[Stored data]
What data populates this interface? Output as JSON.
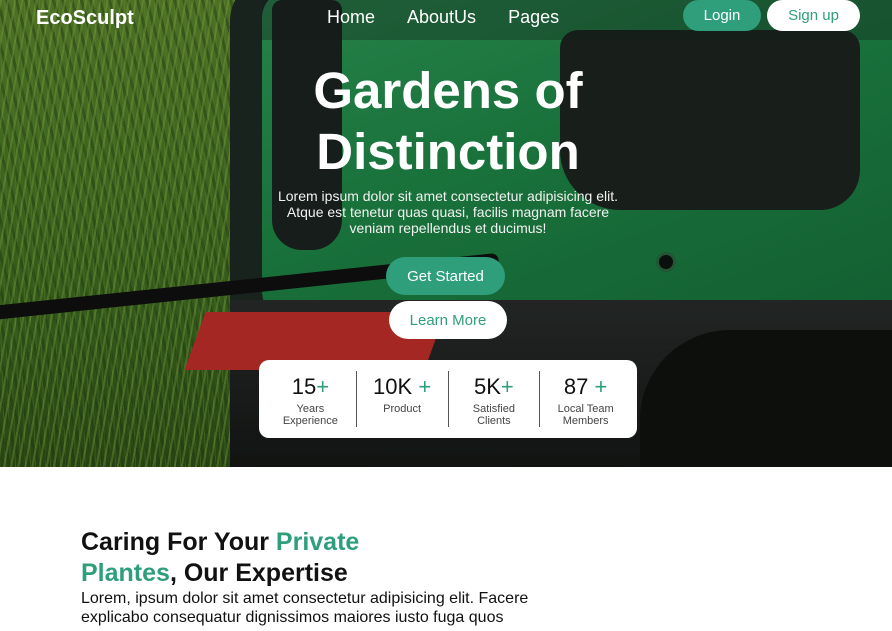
{
  "brand": {
    "logo": "EcoSculpt",
    "accent_color": "#2e9e7b"
  },
  "nav": {
    "links": [
      "Home",
      "AboutUs",
      "Pages"
    ],
    "login_label": "Login",
    "signup_label": "Sign up"
  },
  "hero": {
    "title_line1": "Gardens of",
    "title_line2": "Distinction",
    "description": "Lorem ipsum dolor sit amet consectetur adipisicing elit. Atque est tenetur quas quasi, facilis magnam facere veniam repellendus et ducimus!",
    "primary_button": "Get Started",
    "secondary_button": "Learn More"
  },
  "stats": [
    {
      "value": "15",
      "plus": "+",
      "label": "Years Experience"
    },
    {
      "value": "10K",
      "plus": "+",
      "label": "Product"
    },
    {
      "value": "5K",
      "plus": "+",
      "label": "Satisfied Clients"
    },
    {
      "value": "87",
      "plus": "+",
      "label": "Local Team Members"
    }
  ],
  "section": {
    "title_part1": "Caring For Your ",
    "title_accent1": "Private",
    "title_accent2": "Plantes",
    "title_part2": ", Our Expertise",
    "body": "Lorem, ipsum dolor sit amet consectetur adipisicing elit. Facere explicabo consequatur dignissimos maiores iusto fuga quos"
  }
}
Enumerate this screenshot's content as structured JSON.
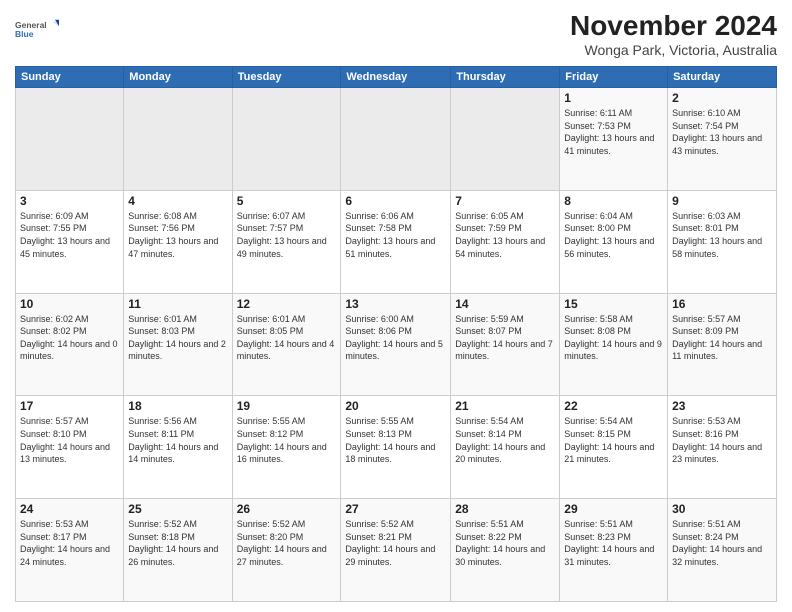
{
  "logo": {
    "line1": "General",
    "line2": "Blue"
  },
  "title": "November 2024",
  "subtitle": "Wonga Park, Victoria, Australia",
  "headers": [
    "Sunday",
    "Monday",
    "Tuesday",
    "Wednesday",
    "Thursday",
    "Friday",
    "Saturday"
  ],
  "weeks": [
    [
      {
        "day": "",
        "info": ""
      },
      {
        "day": "",
        "info": ""
      },
      {
        "day": "",
        "info": ""
      },
      {
        "day": "",
        "info": ""
      },
      {
        "day": "",
        "info": ""
      },
      {
        "day": "1",
        "info": "Sunrise: 6:11 AM\nSunset: 7:53 PM\nDaylight: 13 hours\nand 41 minutes."
      },
      {
        "day": "2",
        "info": "Sunrise: 6:10 AM\nSunset: 7:54 PM\nDaylight: 13 hours\nand 43 minutes."
      }
    ],
    [
      {
        "day": "3",
        "info": "Sunrise: 6:09 AM\nSunset: 7:55 PM\nDaylight: 13 hours\nand 45 minutes."
      },
      {
        "day": "4",
        "info": "Sunrise: 6:08 AM\nSunset: 7:56 PM\nDaylight: 13 hours\nand 47 minutes."
      },
      {
        "day": "5",
        "info": "Sunrise: 6:07 AM\nSunset: 7:57 PM\nDaylight: 13 hours\nand 49 minutes."
      },
      {
        "day": "6",
        "info": "Sunrise: 6:06 AM\nSunset: 7:58 PM\nDaylight: 13 hours\nand 51 minutes."
      },
      {
        "day": "7",
        "info": "Sunrise: 6:05 AM\nSunset: 7:59 PM\nDaylight: 13 hours\nand 54 minutes."
      },
      {
        "day": "8",
        "info": "Sunrise: 6:04 AM\nSunset: 8:00 PM\nDaylight: 13 hours\nand 56 minutes."
      },
      {
        "day": "9",
        "info": "Sunrise: 6:03 AM\nSunset: 8:01 PM\nDaylight: 13 hours\nand 58 minutes."
      }
    ],
    [
      {
        "day": "10",
        "info": "Sunrise: 6:02 AM\nSunset: 8:02 PM\nDaylight: 14 hours\nand 0 minutes."
      },
      {
        "day": "11",
        "info": "Sunrise: 6:01 AM\nSunset: 8:03 PM\nDaylight: 14 hours\nand 2 minutes."
      },
      {
        "day": "12",
        "info": "Sunrise: 6:01 AM\nSunset: 8:05 PM\nDaylight: 14 hours\nand 4 minutes."
      },
      {
        "day": "13",
        "info": "Sunrise: 6:00 AM\nSunset: 8:06 PM\nDaylight: 14 hours\nand 5 minutes."
      },
      {
        "day": "14",
        "info": "Sunrise: 5:59 AM\nSunset: 8:07 PM\nDaylight: 14 hours\nand 7 minutes."
      },
      {
        "day": "15",
        "info": "Sunrise: 5:58 AM\nSunset: 8:08 PM\nDaylight: 14 hours\nand 9 minutes."
      },
      {
        "day": "16",
        "info": "Sunrise: 5:57 AM\nSunset: 8:09 PM\nDaylight: 14 hours\nand 11 minutes."
      }
    ],
    [
      {
        "day": "17",
        "info": "Sunrise: 5:57 AM\nSunset: 8:10 PM\nDaylight: 14 hours\nand 13 minutes."
      },
      {
        "day": "18",
        "info": "Sunrise: 5:56 AM\nSunset: 8:11 PM\nDaylight: 14 hours\nand 14 minutes."
      },
      {
        "day": "19",
        "info": "Sunrise: 5:55 AM\nSunset: 8:12 PM\nDaylight: 14 hours\nand 16 minutes."
      },
      {
        "day": "20",
        "info": "Sunrise: 5:55 AM\nSunset: 8:13 PM\nDaylight: 14 hours\nand 18 minutes."
      },
      {
        "day": "21",
        "info": "Sunrise: 5:54 AM\nSunset: 8:14 PM\nDaylight: 14 hours\nand 20 minutes."
      },
      {
        "day": "22",
        "info": "Sunrise: 5:54 AM\nSunset: 8:15 PM\nDaylight: 14 hours\nand 21 minutes."
      },
      {
        "day": "23",
        "info": "Sunrise: 5:53 AM\nSunset: 8:16 PM\nDaylight: 14 hours\nand 23 minutes."
      }
    ],
    [
      {
        "day": "24",
        "info": "Sunrise: 5:53 AM\nSunset: 8:17 PM\nDaylight: 14 hours\nand 24 minutes."
      },
      {
        "day": "25",
        "info": "Sunrise: 5:52 AM\nSunset: 8:18 PM\nDaylight: 14 hours\nand 26 minutes."
      },
      {
        "day": "26",
        "info": "Sunrise: 5:52 AM\nSunset: 8:20 PM\nDaylight: 14 hours\nand 27 minutes."
      },
      {
        "day": "27",
        "info": "Sunrise: 5:52 AM\nSunset: 8:21 PM\nDaylight: 14 hours\nand 29 minutes."
      },
      {
        "day": "28",
        "info": "Sunrise: 5:51 AM\nSunset: 8:22 PM\nDaylight: 14 hours\nand 30 minutes."
      },
      {
        "day": "29",
        "info": "Sunrise: 5:51 AM\nSunset: 8:23 PM\nDaylight: 14 hours\nand 31 minutes."
      },
      {
        "day": "30",
        "info": "Sunrise: 5:51 AM\nSunset: 8:24 PM\nDaylight: 14 hours\nand 32 minutes."
      }
    ]
  ]
}
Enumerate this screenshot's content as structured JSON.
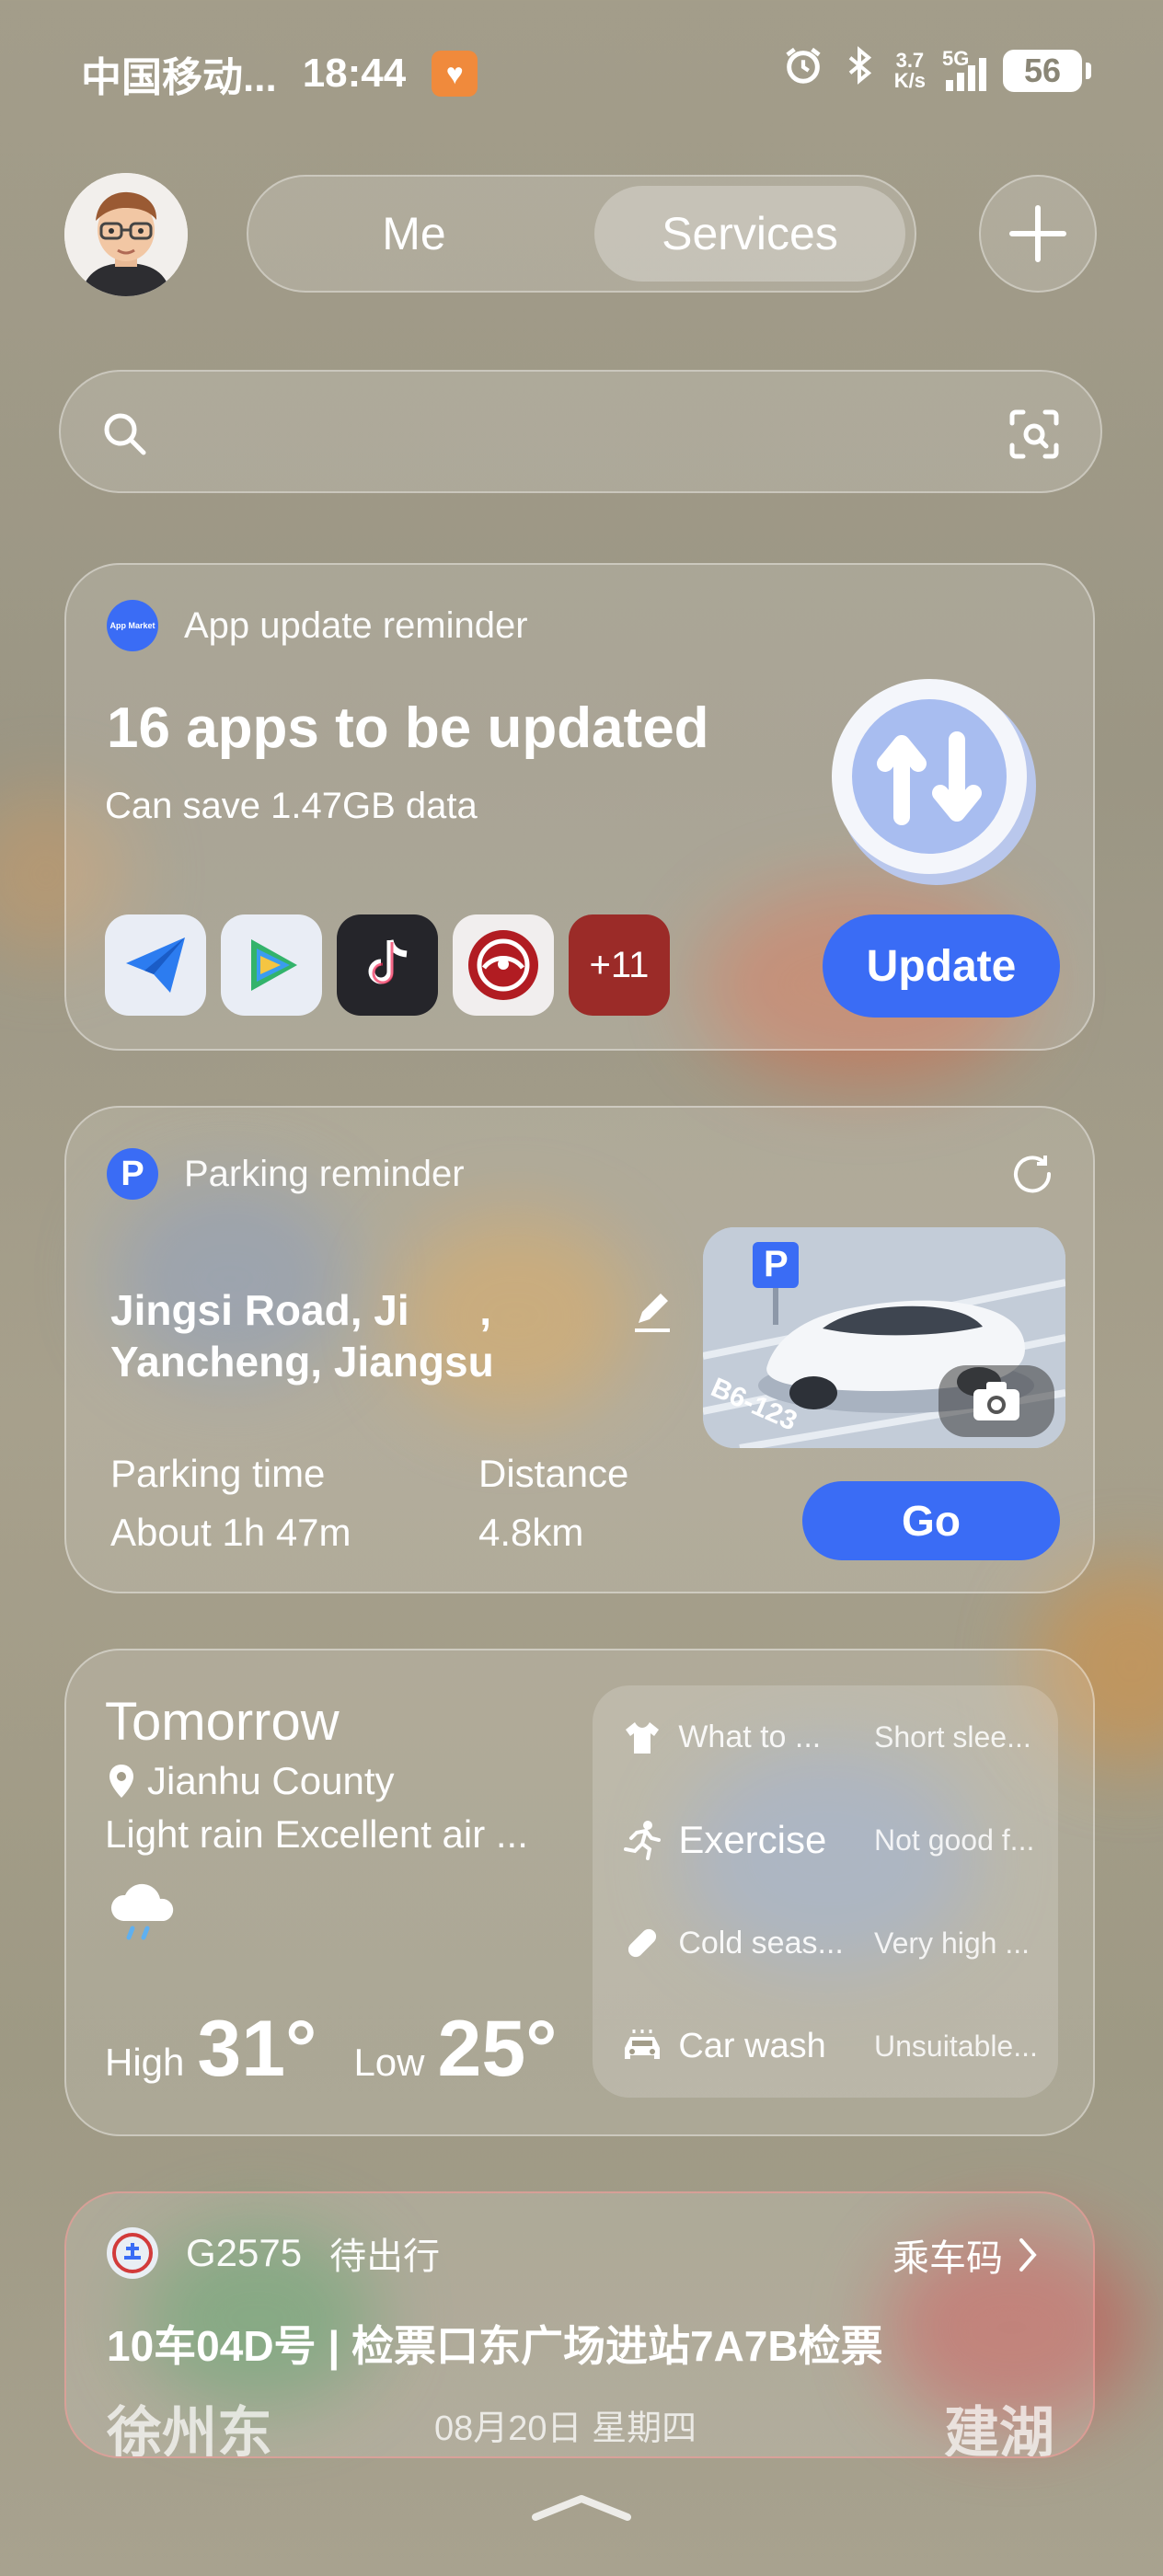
{
  "status_bar": {
    "carrier": "中国移动...",
    "time": "18:44",
    "speed_value": "3.7",
    "speed_unit": "K/s",
    "network": "5G",
    "battery": "56"
  },
  "header": {
    "tab_me": "Me",
    "tab_services": "Services",
    "active_tab": "Services"
  },
  "app_update": {
    "app_icon_label": "App Market",
    "header": "App update reminder",
    "title": "16 apps to be updated",
    "subtitle": "Can save 1.47GB data",
    "more_badge": "+11",
    "button": "Update"
  },
  "parking": {
    "header_icon": "P",
    "header": "Parking reminder",
    "location_line1": "Jingsi Road, Ji      ,",
    "location_line2": "Yancheng, Jiangsu",
    "time_label": "Parking time",
    "time_value": "About 1h 47m",
    "distance_label": "Distance",
    "distance_value": "4.8km",
    "plate": "B6-123",
    "sign": "P",
    "button": "Go"
  },
  "weather": {
    "day": "Tomorrow",
    "location": "Jianhu County",
    "summary": "Light rain Excellent air ...",
    "high_label": "High",
    "high_value": "31°",
    "low_label": "Low",
    "low_value": "25°",
    "rows": [
      {
        "icon": "shirt-icon",
        "label": "What to ...",
        "value": "Short slee..."
      },
      {
        "icon": "running-icon",
        "label": "Exercise",
        "value": "Not good f..."
      },
      {
        "icon": "pill-icon",
        "label": "Cold seas...",
        "value": "Very high ..."
      },
      {
        "icon": "car-icon",
        "label": "Car wash",
        "value": "Unsuitable..."
      }
    ]
  },
  "train": {
    "train_no": "G2575",
    "status": "待出行",
    "ride_code": "乘车码",
    "detail": "10车04D号 | 检票口东广场进站7A7B检票",
    "from": "徐州东",
    "date": "08月20日 星期四",
    "to": "建湖"
  },
  "colors": {
    "accent": "#3a6cf5",
    "background": "#a39d8a"
  }
}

→ WHAT IS REQUIRED: Scan the material above for the string "dolor" and return the lines that hold it.

→ ANSWER BELOW:
    "description": "Lorem ipsum dolor sit amet consectetur adipisicing elit. Atque est tenetur quas quasi, facilis magnam facere veniam repellendus et ducimus!",
    "body": "Lorem, ipsum dolor sit amet consectetur adipisicing elit. Facere explicabo consequatur dignissimos maiores iusto fuga quos"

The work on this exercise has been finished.